THE PROBLEM ::
Word for word, quote the lines from the one containing "Give me the" to the end of the entries below, including both. Leave pictures out.

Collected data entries
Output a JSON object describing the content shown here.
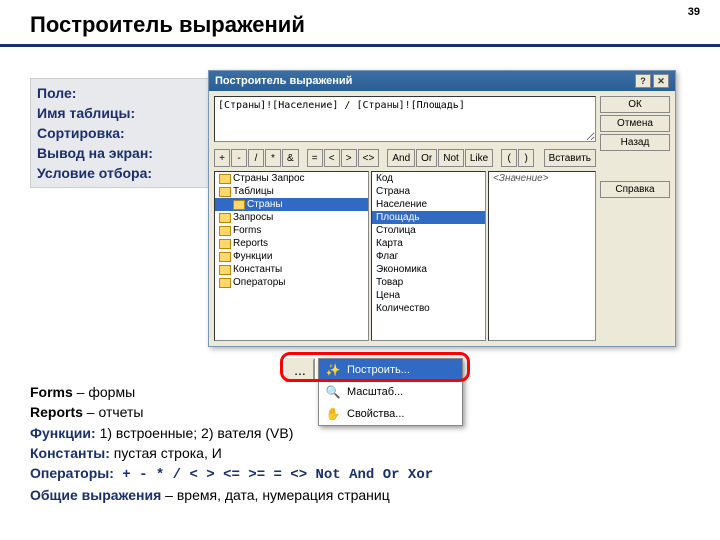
{
  "pageNum": "39",
  "title": "Построитель выражений",
  "grid": {
    "f1": "Поле:",
    "f2": "Имя таблицы:",
    "f3": "Сортировка:",
    "f4": "Вывод на экран:",
    "f5": "Условие отбора:"
  },
  "win": {
    "title": "Построитель выражений",
    "expr": "[Страны]![Население] / [Страны]![Площадь]",
    "btnOk": "ОК",
    "btnCancel": "Отмена",
    "btnBack": "Назад",
    "btnHelp": "Справка",
    "paste": "Вставить",
    "ops": [
      "+",
      "-",
      "/",
      "*",
      "&",
      "=",
      "<",
      ">",
      "<>",
      "And",
      "Or",
      "Not",
      "Like",
      "(",
      ")"
    ]
  },
  "tree": [
    {
      "ind": 0,
      "label": "Страны Запрос",
      "sel": false
    },
    {
      "ind": 0,
      "label": "Таблицы",
      "sel": false
    },
    {
      "ind": 1,
      "label": "Страны",
      "sel": true
    },
    {
      "ind": 0,
      "label": "Запросы",
      "sel": false
    },
    {
      "ind": 0,
      "label": "Forms",
      "sel": false
    },
    {
      "ind": 0,
      "label": "Reports",
      "sel": false
    },
    {
      "ind": 0,
      "label": "Функции",
      "sel": false
    },
    {
      "ind": 0,
      "label": "Константы",
      "sel": false
    },
    {
      "ind": 0,
      "label": "Операторы",
      "sel": false
    }
  ],
  "fields": [
    {
      "label": "Код",
      "sel": false
    },
    {
      "label": "Страна",
      "sel": false
    },
    {
      "label": "Население",
      "sel": false
    },
    {
      "label": "Площадь",
      "sel": true
    },
    {
      "label": "Столица",
      "sel": false
    },
    {
      "label": "Карта",
      "sel": false
    },
    {
      "label": "Флаг",
      "sel": false
    },
    {
      "label": "Экономика",
      "sel": false
    },
    {
      "label": "Товар",
      "sel": false
    },
    {
      "label": "Цена",
      "sel": false
    },
    {
      "label": "Количество",
      "sel": false
    }
  ],
  "pane3": "<Значение>",
  "menuDots": "...",
  "ctx": {
    "i1": "Построить...",
    "i2": "Масштаб...",
    "i3": "Свойства..."
  },
  "notes": {
    "l1a": "Forms",
    "l1b": " – формы",
    "l2a": "Reports",
    "l2b": " – отчеты",
    "l3a": "Функции:",
    "l3b": " 1) встроенные; 2)                              вателя (VB)",
    "l4a": "Константы:",
    "l4b": " пустая строка, И",
    "l5a": "Операторы:",
    "l5ops": "  +  -  *  /  <  >  <=  >=  =  <>   Not And Or Xor",
    "l6a": "Общие выражения",
    "l6b": " – время, дата, нумерация страниц"
  }
}
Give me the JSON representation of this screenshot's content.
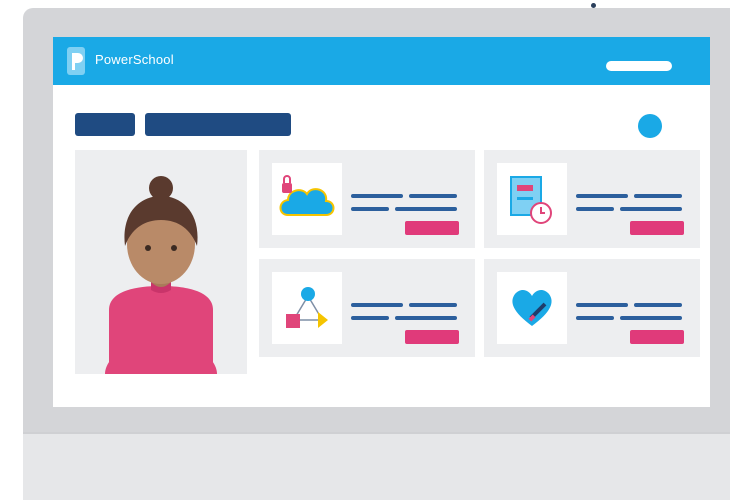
{
  "app": {
    "brand_name": "PowerSchool",
    "colors": {
      "topbar": "#1aa9e6",
      "nav": "#1f4b82",
      "badge": "#e03a7a",
      "panel": "#edeef0"
    }
  },
  "cards": [
    {
      "icon": "cloud-lock-icon"
    },
    {
      "icon": "calendar-clock-icon"
    },
    {
      "icon": "shapes-network-icon"
    },
    {
      "icon": "heart-pen-icon"
    }
  ]
}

RESULT FOR THIS TASK ::
Give me the JSON representation of this screenshot's content.
{
  "app": {
    "brand_name": "PowerSchool",
    "colors": {
      "topbar": "#1aa9e6",
      "nav": "#1f4b82",
      "badge": "#e03a7a",
      "panel": "#edeef0"
    }
  },
  "cards": [
    {
      "icon": "cloud-lock-icon"
    },
    {
      "icon": "calendar-clock-icon"
    },
    {
      "icon": "shapes-network-icon"
    },
    {
      "icon": "heart-pen-icon"
    }
  ]
}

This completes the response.